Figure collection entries
▼

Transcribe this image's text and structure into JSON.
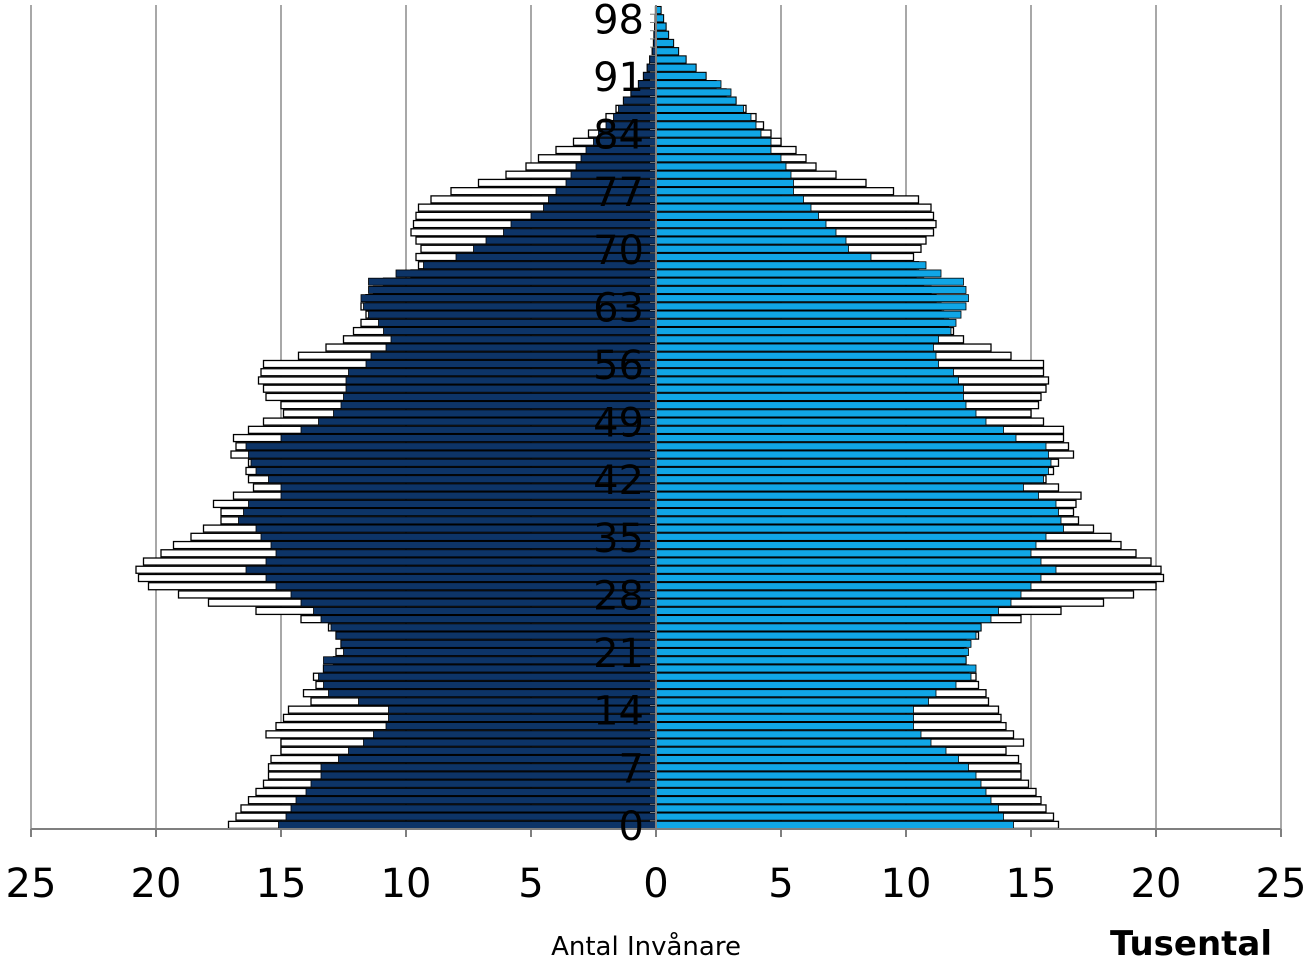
{
  "chart_data": {
    "type": "bar",
    "subtype": "population-pyramid",
    "xlabel": "Antal Invånare",
    "unit_label": "Tusental",
    "xlim": [
      -25,
      25
    ],
    "x_ticks": [
      "25",
      "20",
      "15",
      "10",
      "5",
      "0",
      "5",
      "10",
      "15",
      "20",
      "25"
    ],
    "age_ticks": [
      "0",
      "7",
      "14",
      "21",
      "28",
      "35",
      "42",
      "49",
      "56",
      "63",
      "70",
      "77",
      "84",
      "91",
      "98"
    ],
    "ages": [
      0,
      1,
      2,
      3,
      4,
      5,
      6,
      7,
      8,
      9,
      10,
      11,
      12,
      13,
      14,
      15,
      16,
      17,
      18,
      19,
      20,
      21,
      22,
      23,
      24,
      25,
      26,
      27,
      28,
      29,
      30,
      31,
      32,
      33,
      34,
      35,
      36,
      37,
      38,
      39,
      40,
      41,
      42,
      43,
      44,
      45,
      46,
      47,
      48,
      49,
      50,
      51,
      52,
      53,
      54,
      55,
      56,
      57,
      58,
      59,
      60,
      61,
      62,
      63,
      64,
      65,
      66,
      67,
      68,
      69,
      70,
      71,
      72,
      73,
      74,
      75,
      76,
      77,
      78,
      79,
      80,
      81,
      82,
      83,
      84,
      85,
      86,
      87,
      88,
      89,
      90,
      91,
      92,
      93,
      94,
      95,
      96,
      97,
      98,
      99
    ],
    "series": [
      {
        "group": "men-filled",
        "values": [
          15.1,
          14.8,
          14.6,
          14.4,
          14.0,
          13.8,
          13.4,
          13.4,
          12.7,
          12.3,
          11.7,
          11.3,
          10.8,
          10.7,
          10.7,
          11.9,
          13.1,
          13.3,
          13.5,
          13.3,
          13.3,
          12.5,
          12.6,
          12.8,
          13.0,
          13.4,
          13.7,
          14.2,
          14.6,
          15.2,
          15.6,
          16.4,
          15.6,
          15.2,
          15.4,
          15.8,
          16.0,
          16.7,
          16.5,
          16.3,
          15.0,
          15.0,
          15.5,
          16.0,
          16.2,
          16.3,
          16.4,
          15.0,
          14.2,
          13.5,
          12.9,
          12.6,
          12.5,
          12.4,
          12.4,
          12.3,
          11.6,
          11.4,
          10.8,
          10.6,
          10.9,
          11.1,
          11.5,
          11.7,
          11.8,
          11.5,
          11.5,
          10.4,
          9.3,
          8.0,
          7.3,
          6.8,
          6.1,
          5.8,
          5.0,
          4.5,
          4.3,
          4.0,
          3.6,
          3.4,
          3.2,
          3.0,
          2.8,
          2.5,
          2.3,
          2.0,
          1.7,
          1.5,
          1.3,
          1.0,
          0.7,
          0.5,
          0.35,
          0.25,
          0.15,
          0.1,
          0.08,
          0.05,
          0.03,
          0.02
        ]
      },
      {
        "group": "men-total",
        "values": [
          17.1,
          16.8,
          16.6,
          16.3,
          16.0,
          15.7,
          15.5,
          15.5,
          15.4,
          15.0,
          15.0,
          15.6,
          15.2,
          14.9,
          14.7,
          13.8,
          14.1,
          13.6,
          13.7,
          13.3,
          12.9,
          12.8,
          12.6,
          12.8,
          13.1,
          14.2,
          16.0,
          17.9,
          19.1,
          20.3,
          20.7,
          20.8,
          20.5,
          19.8,
          19.3,
          18.6,
          18.1,
          17.4,
          17.4,
          17.7,
          16.9,
          16.1,
          16.3,
          16.4,
          16.3,
          17.0,
          16.8,
          16.9,
          16.3,
          15.7,
          14.9,
          15.0,
          15.6,
          15.7,
          15.9,
          15.8,
          15.7,
          14.3,
          13.2,
          12.5,
          12.1,
          11.8,
          11.6,
          11.8,
          11.6,
          11.3,
          10.9,
          9.8,
          9.5,
          9.6,
          9.4,
          9.6,
          9.8,
          9.7,
          9.6,
          9.5,
          9.0,
          8.2,
          7.1,
          6.0,
          5.2,
          4.7,
          4.0,
          3.3,
          2.7,
          2.3,
          2.0,
          1.6,
          1.3,
          1.0,
          0.7,
          0.5,
          0.35,
          0.25,
          0.15,
          0.1,
          0.08,
          0.05,
          0.03,
          0.02
        ]
      },
      {
        "group": "women-filled",
        "values": [
          14.3,
          13.9,
          13.7,
          13.4,
          13.2,
          13.0,
          12.8,
          12.5,
          12.1,
          11.6,
          11.0,
          10.6,
          10.3,
          10.3,
          10.3,
          10.9,
          11.2,
          12.0,
          12.6,
          12.8,
          12.4,
          12.5,
          12.6,
          12.8,
          13.0,
          13.4,
          13.7,
          14.2,
          14.6,
          15.0,
          15.4,
          16.0,
          15.4,
          15.0,
          15.2,
          15.6,
          16.3,
          16.2,
          16.1,
          16.0,
          15.3,
          14.7,
          15.5,
          15.7,
          15.8,
          15.7,
          15.6,
          14.4,
          13.9,
          13.2,
          12.8,
          12.4,
          12.3,
          12.3,
          12.1,
          11.9,
          11.3,
          11.2,
          11.1,
          11.3,
          11.8,
          12.0,
          12.2,
          12.4,
          12.5,
          12.4,
          12.3,
          11.4,
          10.8,
          8.6,
          7.7,
          7.6,
          7.2,
          6.8,
          6.5,
          6.2,
          5.9,
          5.5,
          5.5,
          5.4,
          5.2,
          5.0,
          4.6,
          4.6,
          4.2,
          4.0,
          3.8,
          3.5,
          3.2,
          3.0,
          2.6,
          2.0,
          1.6,
          1.2,
          0.9,
          0.7,
          0.5,
          0.4,
          0.3,
          0.2
        ]
      },
      {
        "group": "women-total",
        "values": [
          16.1,
          15.9,
          15.6,
          15.4,
          15.2,
          14.9,
          14.6,
          14.6,
          14.5,
          14.0,
          14.7,
          14.3,
          14.0,
          13.8,
          13.7,
          13.3,
          13.2,
          12.9,
          12.8,
          12.5,
          12.4,
          12.3,
          12.4,
          12.9,
          13.0,
          14.6,
          16.2,
          17.9,
          19.1,
          20.0,
          20.3,
          20.2,
          19.8,
          19.2,
          18.6,
          18.2,
          17.5,
          16.9,
          16.7,
          16.8,
          17.0,
          16.1,
          15.6,
          15.9,
          16.1,
          16.7,
          16.5,
          16.3,
          16.3,
          15.5,
          15.0,
          15.3,
          15.4,
          15.6,
          15.7,
          15.5,
          15.5,
          14.2,
          13.4,
          12.3,
          11.9,
          11.7,
          11.5,
          11.4,
          11.2,
          11.0,
          10.7,
          10.4,
          10.5,
          10.3,
          10.6,
          10.8,
          11.1,
          11.2,
          11.1,
          11.0,
          10.5,
          9.5,
          8.4,
          7.2,
          6.4,
          6.0,
          5.6,
          5.0,
          4.6,
          4.3,
          4.0,
          3.6,
          3.2,
          2.8,
          2.4,
          2.0,
          1.6,
          1.2,
          0.9,
          0.7,
          0.5,
          0.4,
          0.3,
          0.2
        ]
      }
    ],
    "colors": {
      "men_fill": "#0d3467",
      "women_fill": "#10a6e6",
      "outline": "#000000",
      "outline_fill": "#ffffff",
      "grid": "#8c8c8c",
      "axis": "#7f7f7f"
    },
    "grid": true
  }
}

▲

### Exercise brief
Every line is to be duplicated exactly, though pictures stay out.

### Solution
Transcribe this image's text and structure into JSON.
{
  "chart_data": {
    "type": "bar",
    "subtype": "population-pyramid",
    "xlabel": "Antal Invånare",
    "unit_label": "Tusental",
    "xlim": [
      -25,
      25
    ],
    "x_ticks": [
      "25",
      "20",
      "15",
      "10",
      "5",
      "0",
      "5",
      "10",
      "15",
      "20",
      "25"
    ],
    "age_ticks": [
      "0",
      "7",
      "14",
      "21",
      "28",
      "35",
      "42",
      "49",
      "56",
      "63",
      "70",
      "77",
      "84",
      "91",
      "98"
    ],
    "ages": [
      0,
      1,
      2,
      3,
      4,
      5,
      6,
      7,
      8,
      9,
      10,
      11,
      12,
      13,
      14,
      15,
      16,
      17,
      18,
      19,
      20,
      21,
      22,
      23,
      24,
      25,
      26,
      27,
      28,
      29,
      30,
      31,
      32,
      33,
      34,
      35,
      36,
      37,
      38,
      39,
      40,
      41,
      42,
      43,
      44,
      45,
      46,
      47,
      48,
      49,
      50,
      51,
      52,
      53,
      54,
      55,
      56,
      57,
      58,
      59,
      60,
      61,
      62,
      63,
      64,
      65,
      66,
      67,
      68,
      69,
      70,
      71,
      72,
      73,
      74,
      75,
      76,
      77,
      78,
      79,
      80,
      81,
      82,
      83,
      84,
      85,
      86,
      87,
      88,
      89,
      90,
      91,
      92,
      93,
      94,
      95,
      96,
      97,
      98,
      99
    ],
    "series": [
      {
        "group": "men-filled",
        "values": [
          15.1,
          14.8,
          14.6,
          14.4,
          14.0,
          13.8,
          13.4,
          13.4,
          12.7,
          12.3,
          11.7,
          11.3,
          10.8,
          10.7,
          10.7,
          11.9,
          13.1,
          13.3,
          13.5,
          13.3,
          13.3,
          12.5,
          12.6,
          12.8,
          13.0,
          13.4,
          13.7,
          14.2,
          14.6,
          15.2,
          15.6,
          16.4,
          15.6,
          15.2,
          15.4,
          15.8,
          16.0,
          16.7,
          16.5,
          16.3,
          15.0,
          15.0,
          15.5,
          16.0,
          16.2,
          16.3,
          16.4,
          15.0,
          14.2,
          13.5,
          12.9,
          12.6,
          12.5,
          12.4,
          12.4,
          12.3,
          11.6,
          11.4,
          10.8,
          10.6,
          10.9,
          11.1,
          11.5,
          11.7,
          11.8,
          11.5,
          11.5,
          10.4,
          9.3,
          8.0,
          7.3,
          6.8,
          6.1,
          5.8,
          5.0,
          4.5,
          4.3,
          4.0,
          3.6,
          3.4,
          3.2,
          3.0,
          2.8,
          2.5,
          2.3,
          2.0,
          1.7,
          1.5,
          1.3,
          1.0,
          0.7,
          0.5,
          0.35,
          0.25,
          0.15,
          0.1,
          0.08,
          0.05,
          0.03,
          0.02
        ]
      },
      {
        "group": "men-total",
        "values": [
          17.1,
          16.8,
          16.6,
          16.3,
          16.0,
          15.7,
          15.5,
          15.5,
          15.4,
          15.0,
          15.0,
          15.6,
          15.2,
          14.9,
          14.7,
          13.8,
          14.1,
          13.6,
          13.7,
          13.3,
          12.9,
          12.8,
          12.6,
          12.8,
          13.1,
          14.2,
          16.0,
          17.9,
          19.1,
          20.3,
          20.7,
          20.8,
          20.5,
          19.8,
          19.3,
          18.6,
          18.1,
          17.4,
          17.4,
          17.7,
          16.9,
          16.1,
          16.3,
          16.4,
          16.3,
          17.0,
          16.8,
          16.9,
          16.3,
          15.7,
          14.9,
          15.0,
          15.6,
          15.7,
          15.9,
          15.8,
          15.7,
          14.3,
          13.2,
          12.5,
          12.1,
          11.8,
          11.6,
          11.8,
          11.6,
          11.3,
          10.9,
          9.8,
          9.5,
          9.6,
          9.4,
          9.6,
          9.8,
          9.7,
          9.6,
          9.5,
          9.0,
          8.2,
          7.1,
          6.0,
          5.2,
          4.7,
          4.0,
          3.3,
          2.7,
          2.3,
          2.0,
          1.6,
          1.3,
          1.0,
          0.7,
          0.5,
          0.35,
          0.25,
          0.15,
          0.1,
          0.08,
          0.05,
          0.03,
          0.02
        ]
      },
      {
        "group": "women-filled",
        "values": [
          14.3,
          13.9,
          13.7,
          13.4,
          13.2,
          13.0,
          12.8,
          12.5,
          12.1,
          11.6,
          11.0,
          10.6,
          10.3,
          10.3,
          10.3,
          10.9,
          11.2,
          12.0,
          12.6,
          12.8,
          12.4,
          12.5,
          12.6,
          12.8,
          13.0,
          13.4,
          13.7,
          14.2,
          14.6,
          15.0,
          15.4,
          16.0,
          15.4,
          15.0,
          15.2,
          15.6,
          16.3,
          16.2,
          16.1,
          16.0,
          15.3,
          14.7,
          15.5,
          15.7,
          15.8,
          15.7,
          15.6,
          14.4,
          13.9,
          13.2,
          12.8,
          12.4,
          12.3,
          12.3,
          12.1,
          11.9,
          11.3,
          11.2,
          11.1,
          11.3,
          11.8,
          12.0,
          12.2,
          12.4,
          12.5,
          12.4,
          12.3,
          11.4,
          10.8,
          8.6,
          7.7,
          7.6,
          7.2,
          6.8,
          6.5,
          6.2,
          5.9,
          5.5,
          5.5,
          5.4,
          5.2,
          5.0,
          4.6,
          4.6,
          4.2,
          4.0,
          3.8,
          3.5,
          3.2,
          3.0,
          2.6,
          2.0,
          1.6,
          1.2,
          0.9,
          0.7,
          0.5,
          0.4,
          0.3,
          0.2
        ]
      },
      {
        "group": "women-total",
        "values": [
          16.1,
          15.9,
          15.6,
          15.4,
          15.2,
          14.9,
          14.6,
          14.6,
          14.5,
          14.0,
          14.7,
          14.3,
          14.0,
          13.8,
          13.7,
          13.3,
          13.2,
          12.9,
          12.8,
          12.5,
          12.4,
          12.3,
          12.4,
          12.9,
          13.0,
          14.6,
          16.2,
          17.9,
          19.1,
          20.0,
          20.3,
          20.2,
          19.8,
          19.2,
          18.6,
          18.2,
          17.5,
          16.9,
          16.7,
          16.8,
          17.0,
          16.1,
          15.6,
          15.9,
          16.1,
          16.7,
          16.5,
          16.3,
          16.3,
          15.5,
          15.0,
          15.3,
          15.4,
          15.6,
          15.7,
          15.5,
          15.5,
          14.2,
          13.4,
          12.3,
          11.9,
          11.7,
          11.5,
          11.4,
          11.2,
          11.0,
          10.7,
          10.4,
          10.5,
          10.3,
          10.6,
          10.8,
          11.1,
          11.2,
          11.1,
          11.0,
          10.5,
          9.5,
          8.4,
          7.2,
          6.4,
          6.0,
          5.6,
          5.0,
          4.6,
          4.3,
          4.0,
          3.6,
          3.2,
          2.8,
          2.4,
          2.0,
          1.6,
          1.2,
          0.9,
          0.7,
          0.5,
          0.4,
          0.3,
          0.2
        ]
      }
    ],
    "colors": {
      "men_fill": "#0d3467",
      "women_fill": "#10a6e6",
      "outline": "#000000",
      "outline_fill": "#ffffff",
      "grid": "#8c8c8c",
      "axis": "#7f7f7f"
    },
    "grid": true
  }
}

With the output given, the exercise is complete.